• [WHAT THE EXERCISE ASKS]
For the records below, give the count of lines holding the word "Sunday" and nothing more.

• [RECORD EXTRACTS]
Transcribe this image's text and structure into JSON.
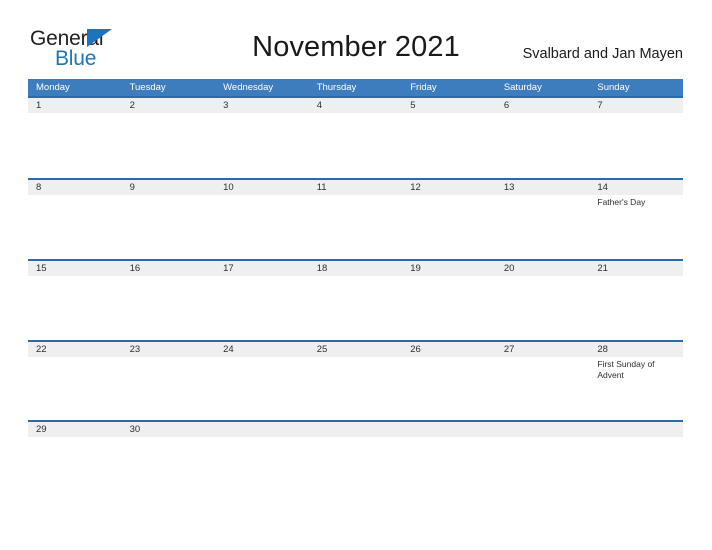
{
  "brand": {
    "name_part1": "General",
    "name_part2": "Blue",
    "flag_icon": "flag-triangle-icon",
    "accent_color": "#1c75bc"
  },
  "header": {
    "title": "November 2021",
    "locale": "Svalbard and Jan Mayen"
  },
  "calendar": {
    "month": "November",
    "year": "2021",
    "header_color": "#3d7cbd",
    "band_color": "#efeff0",
    "rule_color": "#2a6aad",
    "day_headers": [
      "Monday",
      "Tuesday",
      "Wednesday",
      "Thursday",
      "Friday",
      "Saturday",
      "Sunday"
    ],
    "weeks": [
      {
        "days": [
          {
            "num": "1",
            "event": ""
          },
          {
            "num": "2",
            "event": ""
          },
          {
            "num": "3",
            "event": ""
          },
          {
            "num": "4",
            "event": ""
          },
          {
            "num": "5",
            "event": ""
          },
          {
            "num": "6",
            "event": ""
          },
          {
            "num": "7",
            "event": ""
          }
        ]
      },
      {
        "days": [
          {
            "num": "8",
            "event": ""
          },
          {
            "num": "9",
            "event": ""
          },
          {
            "num": "10",
            "event": ""
          },
          {
            "num": "11",
            "event": ""
          },
          {
            "num": "12",
            "event": ""
          },
          {
            "num": "13",
            "event": ""
          },
          {
            "num": "14",
            "event": "Father's Day"
          }
        ]
      },
      {
        "days": [
          {
            "num": "15",
            "event": ""
          },
          {
            "num": "16",
            "event": ""
          },
          {
            "num": "17",
            "event": ""
          },
          {
            "num": "18",
            "event": ""
          },
          {
            "num": "19",
            "event": ""
          },
          {
            "num": "20",
            "event": ""
          },
          {
            "num": "21",
            "event": ""
          }
        ]
      },
      {
        "days": [
          {
            "num": "22",
            "event": ""
          },
          {
            "num": "23",
            "event": ""
          },
          {
            "num": "24",
            "event": ""
          },
          {
            "num": "25",
            "event": ""
          },
          {
            "num": "26",
            "event": ""
          },
          {
            "num": "27",
            "event": ""
          },
          {
            "num": "28",
            "event": "First Sunday of Advent"
          }
        ]
      },
      {
        "days": [
          {
            "num": "29",
            "event": ""
          },
          {
            "num": "30",
            "event": ""
          },
          {
            "num": "",
            "event": ""
          },
          {
            "num": "",
            "event": ""
          },
          {
            "num": "",
            "event": ""
          },
          {
            "num": "",
            "event": ""
          },
          {
            "num": "",
            "event": ""
          }
        ]
      }
    ]
  }
}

• [FINISHED ANSWER]
2